Aim of the task – Copy all entries without alteration and skip the pictures they hold.
(begin)
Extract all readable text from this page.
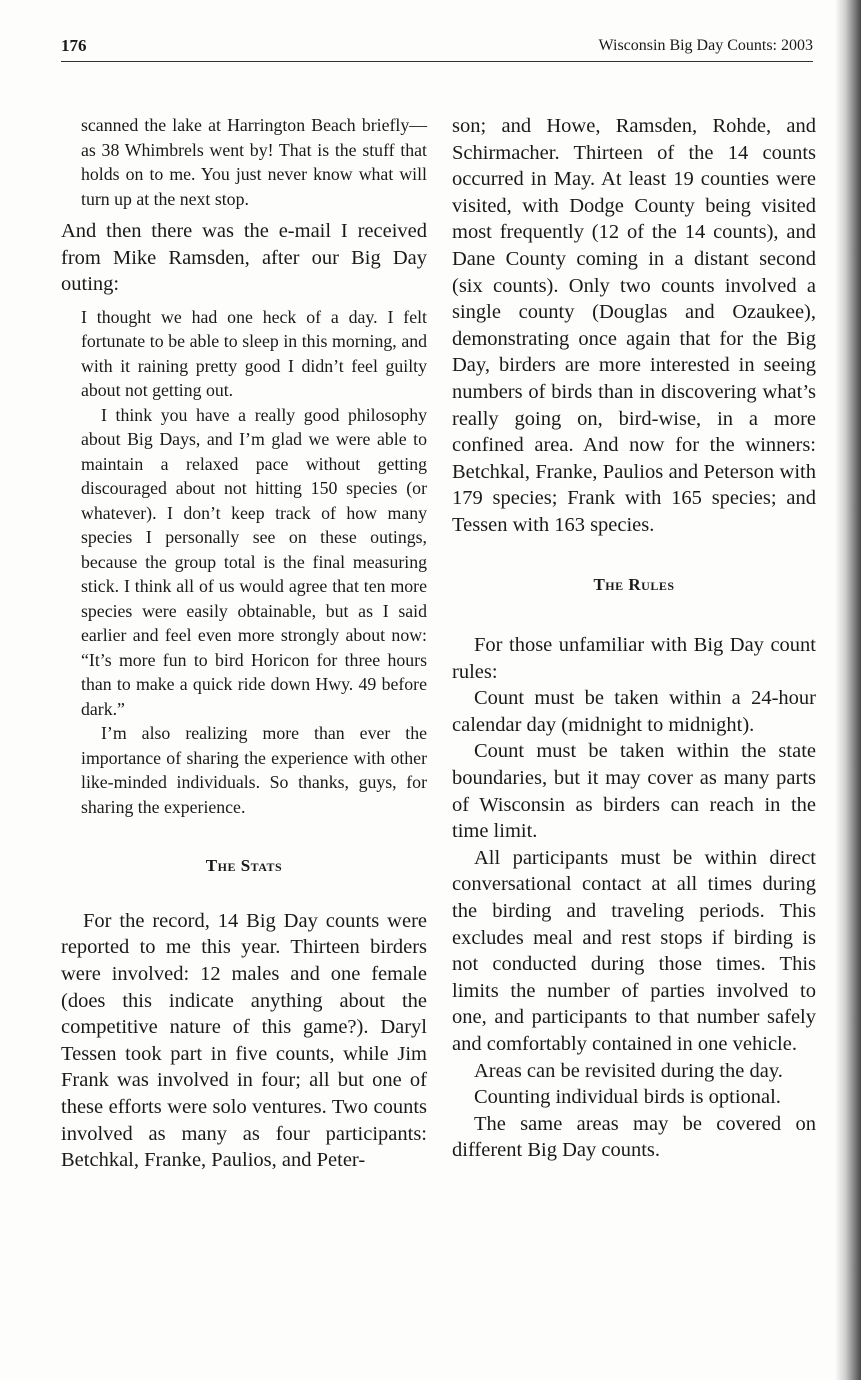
176	Wisconsin Big Day Counts: 2003

scanned the lake at Harrington Beach briefly—as 38 Whimbrels went by! That is the stuff that holds on to me. You just never know what will turn up at the next stop.

And then there was the e-mail I received from Mike Ramsden, after our Big Day outing:

I thought we had one heck of a day. I felt fortunate to be able to sleep in this morning, and with it raining pretty good I didn’t feel guilty about not getting out.

I think you have a really good philosophy about Big Days, and I’m glad we were able to maintain a relaxed pace without getting discouraged about not hitting 150 species (or whatever). I don’t keep track of how many species I personally see on these outings, because the group total is the final measuring stick. I think all of us would agree that ten more species were easily obtainable, but as I said earlier and feel even more strongly about now: “It’s more fun to bird Horicon for three hours than to make a quick ride down Hwy. 49 before dark.”

I’m also realizing more than ever the importance of sharing the experience with other like-minded individuals. So thanks, guys, for sharing the experience.

The Stats

For the record, 14 Big Day counts were reported to me this year. Thirteen birders were involved: 12 males and one female (does this indicate anything about the competitive nature of this game?). Daryl Tessen took part in five counts, while Jim Frank was involved in four; all but one of these efforts were solo ventures. Two counts involved as many as four participants: Betchkal, Franke, Paulios, and Peter-

son; and Howe, Ramsden, Rohde, and Schirmacher. Thirteen of the 14 counts occurred in May. At least 19 counties were visited, with Dodge County being visited most frequently (12 of the 14 counts), and Dane County coming in a distant second (six counts). Only two counts involved a single county (Douglas and Ozaukee), demonstrating once again that for the Big Day, birders are more interested in seeing numbers of birds than in discovering what’s really going on, bird-wise, in a more confined area. And now for the winners: Betchkal, Franke, Paulios and Peterson with 179 species; Frank with 165 species; and Tessen with 163 species.

The Rules

For those unfamiliar with Big Day count rules:

Count must be taken within a 24-hour calendar day (midnight to midnight).

Count must be taken within the state boundaries, but it may cover as many parts of Wisconsin as birders can reach in the time limit.

All participants must be within direct conversational contact at all times during the birding and traveling periods. This excludes meal and rest stops if birding is not conducted during those times. This limits the number of parties involved to one, and participants to that number safely and comfortably contained in one vehicle.

Areas can be revisited during the day.

Counting individual birds is optional.

The same areas may be covered on different Big Day counts.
(end)
Output of the task –
Extract all readable text from this page.
176	Wisconsin Big Day Counts: 2003

scanned the lake at Harrington Beach briefly—as 38 Whimbrels went by! That is the stuff that holds on to me. You just never know what will turn up at the next stop.

And then there was the e-mail I received from Mike Ramsden, after our Big Day outing:

I thought we had one heck of a day. I felt fortunate to be able to sleep in this morning, and with it raining pretty good I didn’t feel guilty about not getting out.

I think you have a really good philosophy about Big Days, and I’m glad we were able to maintain a relaxed pace without getting discouraged about not hitting 150 species (or whatever). I don’t keep track of how many species I personally see on these outings, because the group total is the final measuring stick. I think all of us would agree that ten more species were easily obtainable, but as I said earlier and feel even more strongly about now: “It’s more fun to bird Horicon for three hours than to make a quick ride down Hwy. 49 before dark.”

I’m also realizing more than ever the importance of sharing the experience with other like-minded individuals. So thanks, guys, for sharing the experience.

The Stats

For the record, 14 Big Day counts were reported to me this year. Thirteen birders were involved: 12 males and one female (does this indicate anything about the competitive nature of this game?). Daryl Tessen took part in five counts, while Jim Frank was involved in four; all but one of these efforts were solo ventures. Two counts involved as many as four participants: Betchkal, Franke, Paulios, and Peter-

son; and Howe, Ramsden, Rohde, and Schirmacher. Thirteen of the 14 counts occurred in May. At least 19 counties were visited, with Dodge County being visited most frequently (12 of the 14 counts), and Dane County coming in a distant second (six counts). Only two counts involved a single county (Douglas and Ozaukee), demonstrating once again that for the Big Day, birders are more interested in seeing numbers of birds than in discovering what’s really going on, bird-wise, in a more confined area. And now for the winners: Betchkal, Franke, Paulios and Peterson with 179 species; Frank with 165 species; and Tessen with 163 species.

The Rules

For those unfamiliar with Big Day count rules:

Count must be taken within a 24-hour calendar day (midnight to midnight).

Count must be taken within the state boundaries, but it may cover as many parts of Wisconsin as birders can reach in the time limit.

All participants must be within direct conversational contact at all times during the birding and traveling periods. This excludes meal and rest stops if birding is not conducted during those times. This limits the number of parties involved to one, and participants to that number safely and comfortably contained in one vehicle.

Areas can be revisited during the day.

Counting individual birds is optional.

The same areas may be covered on different Big Day counts.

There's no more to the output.